Task to carry out
All of the data should be output character for character, except the pictures.

Exercise materials
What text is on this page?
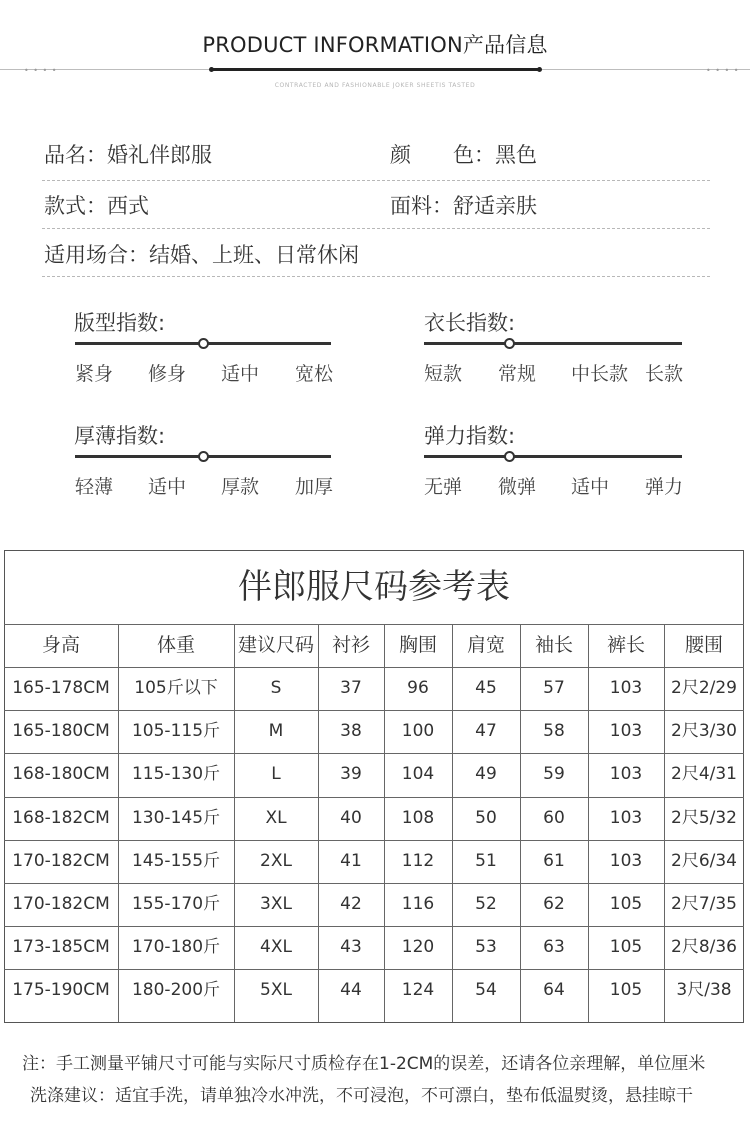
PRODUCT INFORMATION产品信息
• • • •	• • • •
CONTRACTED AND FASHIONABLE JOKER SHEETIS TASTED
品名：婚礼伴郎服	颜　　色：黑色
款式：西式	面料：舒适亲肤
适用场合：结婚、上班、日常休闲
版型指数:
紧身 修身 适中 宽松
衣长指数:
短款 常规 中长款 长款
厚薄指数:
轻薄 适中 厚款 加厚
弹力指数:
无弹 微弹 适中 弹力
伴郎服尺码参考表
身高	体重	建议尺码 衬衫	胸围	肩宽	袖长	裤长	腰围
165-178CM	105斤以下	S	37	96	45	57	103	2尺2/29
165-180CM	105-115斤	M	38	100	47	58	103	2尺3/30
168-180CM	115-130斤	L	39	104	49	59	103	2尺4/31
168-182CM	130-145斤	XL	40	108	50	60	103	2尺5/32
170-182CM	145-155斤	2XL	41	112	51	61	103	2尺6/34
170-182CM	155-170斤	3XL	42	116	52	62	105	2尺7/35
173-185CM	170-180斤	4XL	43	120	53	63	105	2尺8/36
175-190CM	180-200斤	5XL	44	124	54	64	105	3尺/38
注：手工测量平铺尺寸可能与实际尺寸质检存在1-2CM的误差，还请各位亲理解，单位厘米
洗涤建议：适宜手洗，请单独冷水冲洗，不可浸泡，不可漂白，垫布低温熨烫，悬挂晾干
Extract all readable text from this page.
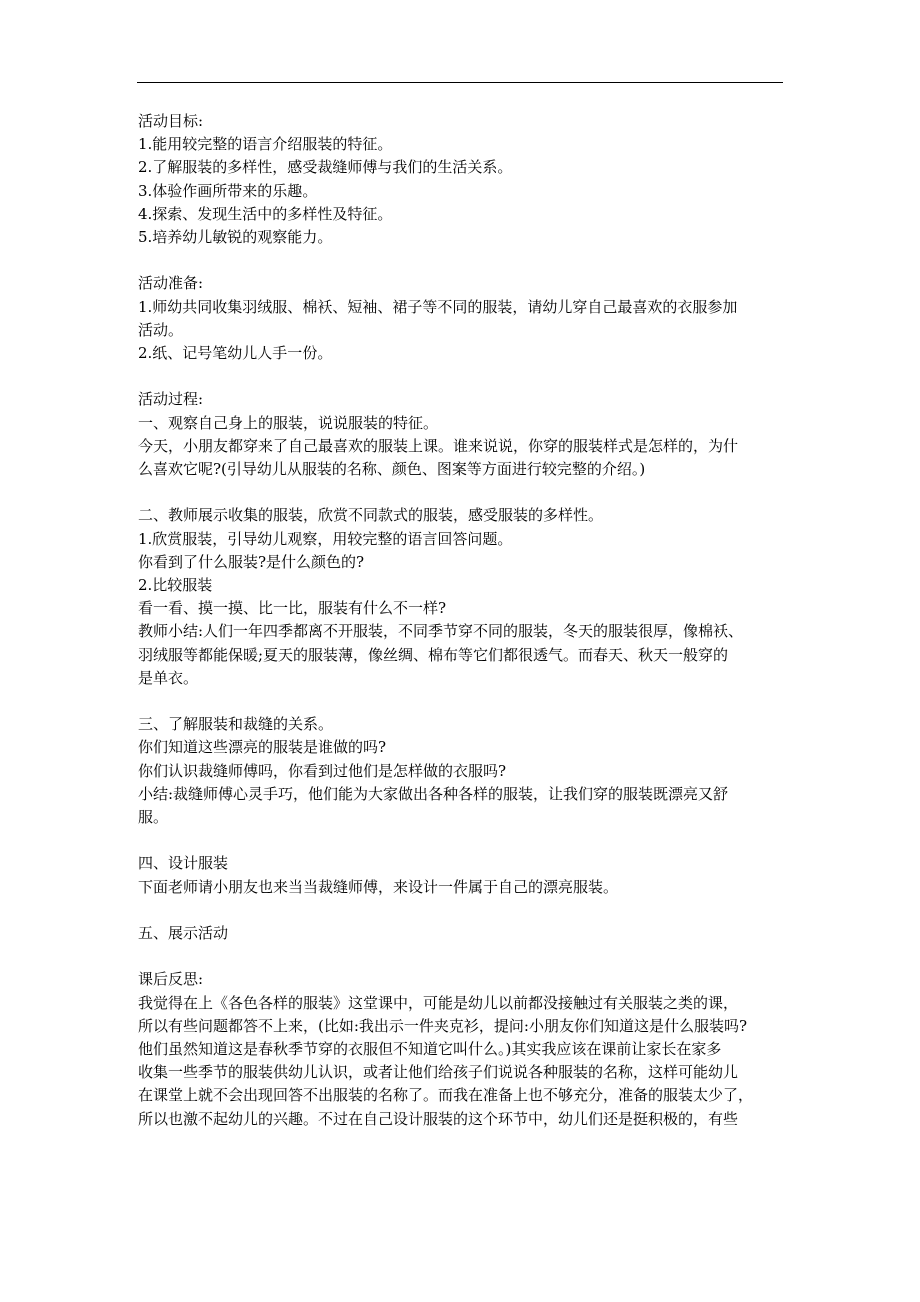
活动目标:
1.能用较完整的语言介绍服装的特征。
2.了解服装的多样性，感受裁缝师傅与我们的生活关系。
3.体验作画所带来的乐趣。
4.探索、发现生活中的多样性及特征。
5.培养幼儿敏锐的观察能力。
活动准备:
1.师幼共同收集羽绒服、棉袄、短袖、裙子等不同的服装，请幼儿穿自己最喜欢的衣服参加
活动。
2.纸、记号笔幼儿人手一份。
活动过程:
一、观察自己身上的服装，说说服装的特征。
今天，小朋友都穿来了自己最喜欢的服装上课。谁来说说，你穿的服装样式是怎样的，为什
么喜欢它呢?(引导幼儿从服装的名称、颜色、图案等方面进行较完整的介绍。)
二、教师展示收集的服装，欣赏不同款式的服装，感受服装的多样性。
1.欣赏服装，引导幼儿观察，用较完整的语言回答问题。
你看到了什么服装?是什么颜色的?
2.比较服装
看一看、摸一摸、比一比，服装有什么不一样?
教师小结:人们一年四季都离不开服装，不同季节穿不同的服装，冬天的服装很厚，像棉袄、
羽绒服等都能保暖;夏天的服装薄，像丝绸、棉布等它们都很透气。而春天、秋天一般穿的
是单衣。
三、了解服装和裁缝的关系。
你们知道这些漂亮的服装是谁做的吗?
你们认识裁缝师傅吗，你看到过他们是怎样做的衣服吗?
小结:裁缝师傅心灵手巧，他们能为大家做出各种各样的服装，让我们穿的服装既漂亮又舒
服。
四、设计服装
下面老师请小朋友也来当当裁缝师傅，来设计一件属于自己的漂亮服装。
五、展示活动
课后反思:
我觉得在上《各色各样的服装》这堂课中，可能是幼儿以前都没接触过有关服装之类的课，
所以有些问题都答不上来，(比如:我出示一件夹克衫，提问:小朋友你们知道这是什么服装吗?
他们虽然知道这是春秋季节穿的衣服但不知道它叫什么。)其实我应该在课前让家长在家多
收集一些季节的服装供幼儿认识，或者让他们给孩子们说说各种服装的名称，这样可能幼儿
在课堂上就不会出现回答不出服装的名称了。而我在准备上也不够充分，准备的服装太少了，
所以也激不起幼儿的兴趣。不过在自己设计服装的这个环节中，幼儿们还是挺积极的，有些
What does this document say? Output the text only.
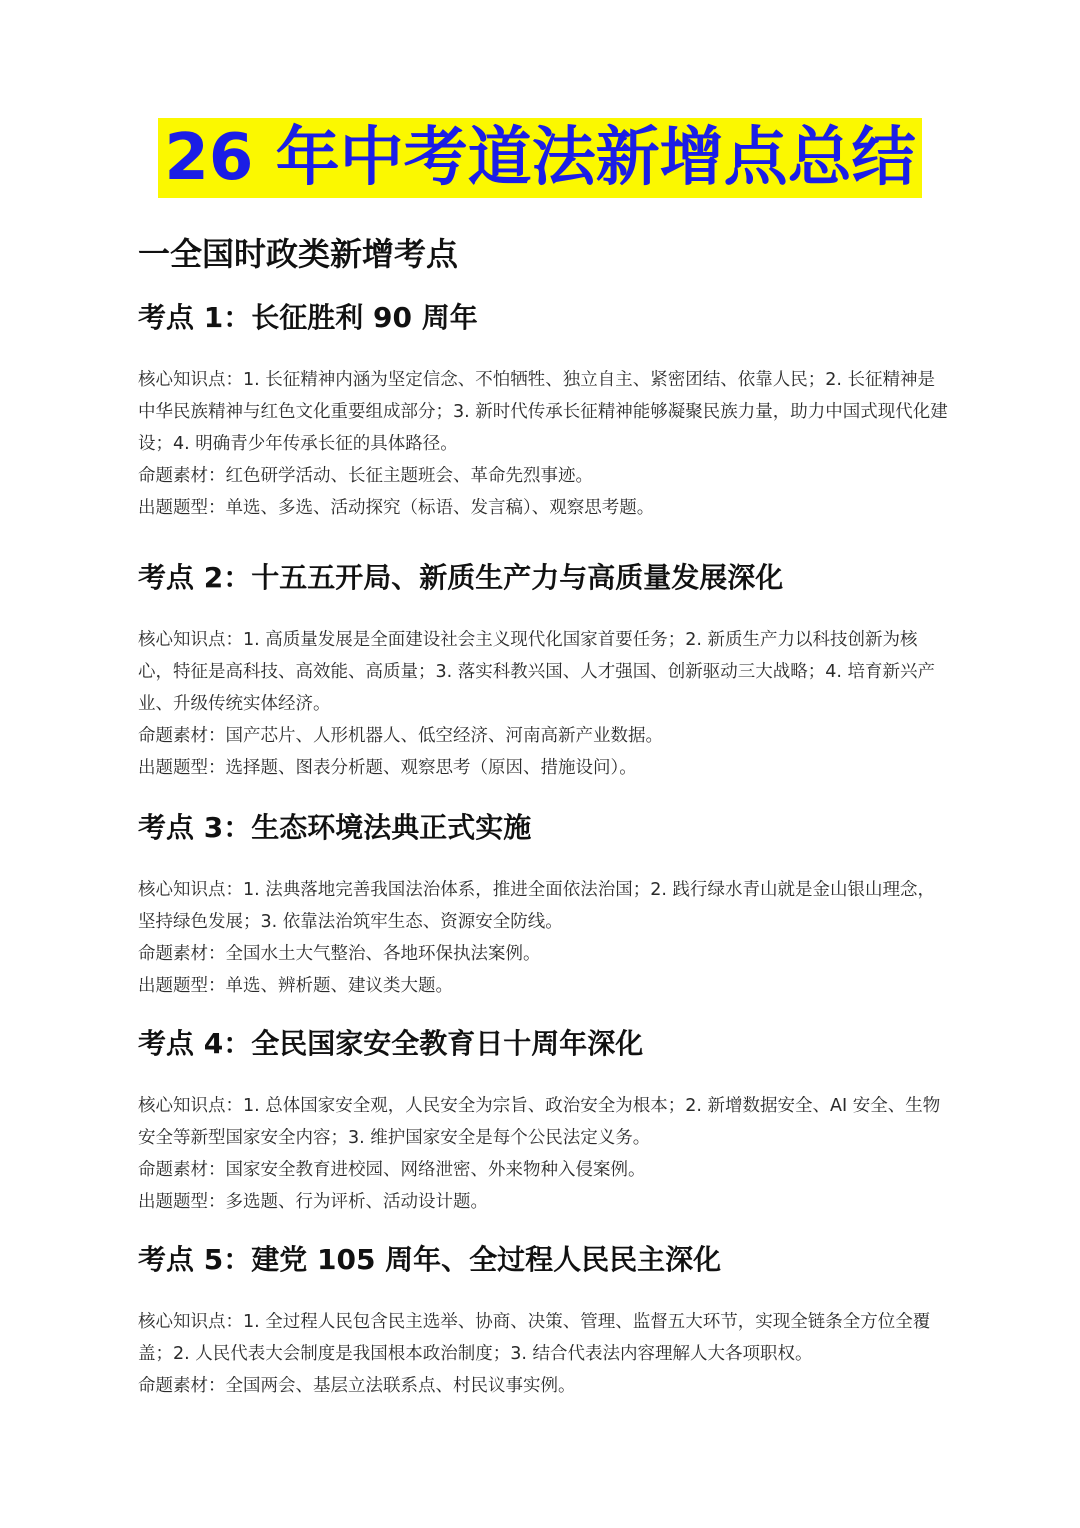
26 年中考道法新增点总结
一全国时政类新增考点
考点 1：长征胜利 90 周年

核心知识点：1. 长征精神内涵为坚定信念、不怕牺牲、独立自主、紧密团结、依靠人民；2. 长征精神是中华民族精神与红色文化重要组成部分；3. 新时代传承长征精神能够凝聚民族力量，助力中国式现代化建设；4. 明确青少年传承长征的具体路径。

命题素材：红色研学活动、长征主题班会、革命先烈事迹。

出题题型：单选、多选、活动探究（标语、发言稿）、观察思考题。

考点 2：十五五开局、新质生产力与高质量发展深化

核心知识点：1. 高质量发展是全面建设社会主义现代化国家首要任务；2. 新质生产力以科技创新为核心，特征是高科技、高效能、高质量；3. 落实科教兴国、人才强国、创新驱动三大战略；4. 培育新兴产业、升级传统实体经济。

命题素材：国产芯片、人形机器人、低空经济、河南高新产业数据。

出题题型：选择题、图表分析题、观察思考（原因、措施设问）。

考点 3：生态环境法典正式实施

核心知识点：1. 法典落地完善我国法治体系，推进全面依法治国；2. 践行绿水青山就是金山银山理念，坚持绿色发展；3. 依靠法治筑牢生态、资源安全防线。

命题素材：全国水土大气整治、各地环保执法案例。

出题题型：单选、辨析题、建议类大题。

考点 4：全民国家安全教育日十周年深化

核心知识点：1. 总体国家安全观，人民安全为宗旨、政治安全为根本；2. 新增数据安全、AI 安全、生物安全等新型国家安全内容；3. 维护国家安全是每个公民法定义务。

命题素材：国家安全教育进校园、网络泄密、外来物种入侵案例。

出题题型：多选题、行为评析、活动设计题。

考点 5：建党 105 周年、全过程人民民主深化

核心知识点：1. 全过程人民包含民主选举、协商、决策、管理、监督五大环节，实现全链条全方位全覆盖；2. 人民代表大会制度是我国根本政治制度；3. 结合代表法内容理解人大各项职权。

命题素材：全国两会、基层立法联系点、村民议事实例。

Answer
What text is on this page?
PRODUCT INFORMATION产品信息
• • • •	• • • •
CONTRACTED AND FASHIONABLE JOKER SHEETIS TASTED
品名：婚礼伴郎服	颜　　色：黑色
款式：西式	面料：舒适亲肤
适用场合：结婚、上班、日常休闲
版型指数:
紧身 修身 适中 宽松
衣长指数:
短款 常规 中长款 长款
厚薄指数:
轻薄 适中 厚款 加厚
弹力指数:
无弹 微弹 适中 弹力
伴郎服尺码参考表
身高	体重	建议尺码 衬衫	胸围	肩宽	袖长	裤长	腰围
165-178CM	105斤以下	S	37	96	45	57	103	2尺2/29
165-180CM	105-115斤	M	38	100	47	58	103	2尺3/30
168-180CM	115-130斤	L	39	104	49	59	103	2尺4/31
168-182CM	130-145斤	XL	40	108	50	60	103	2尺5/32
170-182CM	145-155斤	2XL	41	112	51	61	103	2尺6/34
170-182CM	155-170斤	3XL	42	116	52	62	105	2尺7/35
173-185CM	170-180斤	4XL	43	120	53	63	105	2尺8/36
175-190CM	180-200斤	5XL	44	124	54	64	105	3尺/38
注：手工测量平铺尺寸可能与实际尺寸质检存在1-2CM的误差，还请各位亲理解，单位厘米
洗涤建议：适宜手洗，请单独冷水冲洗，不可浸泡，不可漂白，垫布低温熨烫，悬挂晾干
Extract all readable text from this page.
活动目标:
1.能用较完整的语言介绍服装的特征。
2.了解服装的多样性，感受裁缝师傅与我们的生活关系。
3.体验作画所带来的乐趣。
4.探索、发现生活中的多样性及特征。
5.培养幼儿敏锐的观察能力。
活动准备:
1.师幼共同收集羽绒服、棉袄、短袖、裙子等不同的服装，请幼儿穿自己最喜欢的衣服参加
活动。
2.纸、记号笔幼儿人手一份。
活动过程:
一、观察自己身上的服装，说说服装的特征。
今天，小朋友都穿来了自己最喜欢的服装上课。谁来说说，你穿的服装样式是怎样的，为什
么喜欢它呢?(引导幼儿从服装的名称、颜色、图案等方面进行较完整的介绍。)
二、教师展示收集的服装，欣赏不同款式的服装，感受服装的多样性。
1.欣赏服装，引导幼儿观察，用较完整的语言回答问题。
你看到了什么服装?是什么颜色的?
2.比较服装
看一看、摸一摸、比一比，服装有什么不一样?
教师小结:人们一年四季都离不开服装，不同季节穿不同的服装，冬天的服装很厚，像棉袄、
羽绒服等都能保暖;夏天的服装薄，像丝绸、棉布等它们都很透气。而春天、秋天一般穿的
是单衣。
三、了解服装和裁缝的关系。
你们知道这些漂亮的服装是谁做的吗?
你们认识裁缝师傅吗，你看到过他们是怎样做的衣服吗?
小结:裁缝师傅心灵手巧，他们能为大家做出各种各样的服装，让我们穿的服装既漂亮又舒
服。
四、设计服装
下面老师请小朋友也来当当裁缝师傅，来设计一件属于自己的漂亮服装。
五、展示活动
课后反思:
我觉得在上《各色各样的服装》这堂课中，可能是幼儿以前都没接触过有关服装之类的课，
所以有些问题都答不上来，(比如:我出示一件夹克衫，提问:小朋友你们知道这是什么服装吗?
他们虽然知道这是春秋季节穿的衣服但不知道它叫什么。)其实我应该在课前让家长在家多
收集一些季节的服装供幼儿认识，或者让他们给孩子们说说各种服装的名称，这样可能幼儿
在课堂上就不会出现回答不出服装的名称了。而我在准备上也不够充分，准备的服装太少了，
所以也激不起幼儿的兴趣。不过在自己设计服装的这个环节中，幼儿们还是挺积极的，有些
What does this document say? Output the text only.
26 年中考道法新增点总结
一全国时政类新增考点
考点 1：长征胜利 90 周年

核心知识点：1. 长征精神内涵为坚定信念、不怕牺牲、独立自主、紧密团结、依靠人民；2. 长征精神是中华民族精神与红色文化重要组成部分；3. 新时代传承长征精神能够凝聚民族力量，助力中国式现代化建设；4. 明确青少年传承长征的具体路径。

命题素材：红色研学活动、长征主题班会、革命先烈事迹。

出题题型：单选、多选、活动探究（标语、发言稿）、观察思考题。

考点 2：十五五开局、新质生产力与高质量发展深化

核心知识点：1. 高质量发展是全面建设社会主义现代化国家首要任务；2. 新质生产力以科技创新为核心，特征是高科技、高效能、高质量；3. 落实科教兴国、人才强国、创新驱动三大战略；4. 培育新兴产业、升级传统实体经济。

命题素材：国产芯片、人形机器人、低空经济、河南高新产业数据。

出题题型：选择题、图表分析题、观察思考（原因、措施设问）。

考点 3：生态环境法典正式实施

核心知识点：1. 法典落地完善我国法治体系，推进全面依法治国；2. 践行绿水青山就是金山银山理念，坚持绿色发展；3. 依靠法治筑牢生态、资源安全防线。

命题素材：全国水土大气整治、各地环保执法案例。

出题题型：单选、辨析题、建议类大题。

考点 4：全民国家安全教育日十周年深化

核心知识点：1. 总体国家安全观，人民安全为宗旨、政治安全为根本；2. 新增数据安全、AI 安全、生物安全等新型国家安全内容；3. 维护国家安全是每个公民法定义务。

命题素材：国家安全教育进校园、网络泄密、外来物种入侵案例。

出题题型：多选题、行为评析、活动设计题。

考点 5：建党 105 周年、全过程人民民主深化

核心知识点：1. 全过程人民包含民主选举、协商、决策、管理、监督五大环节，实现全链条全方位全覆盖；2. 人民代表大会制度是我国根本政治制度；3. 结合代表法内容理解人大各项职权。

命题素材：全国两会、基层立法联系点、村民议事实例。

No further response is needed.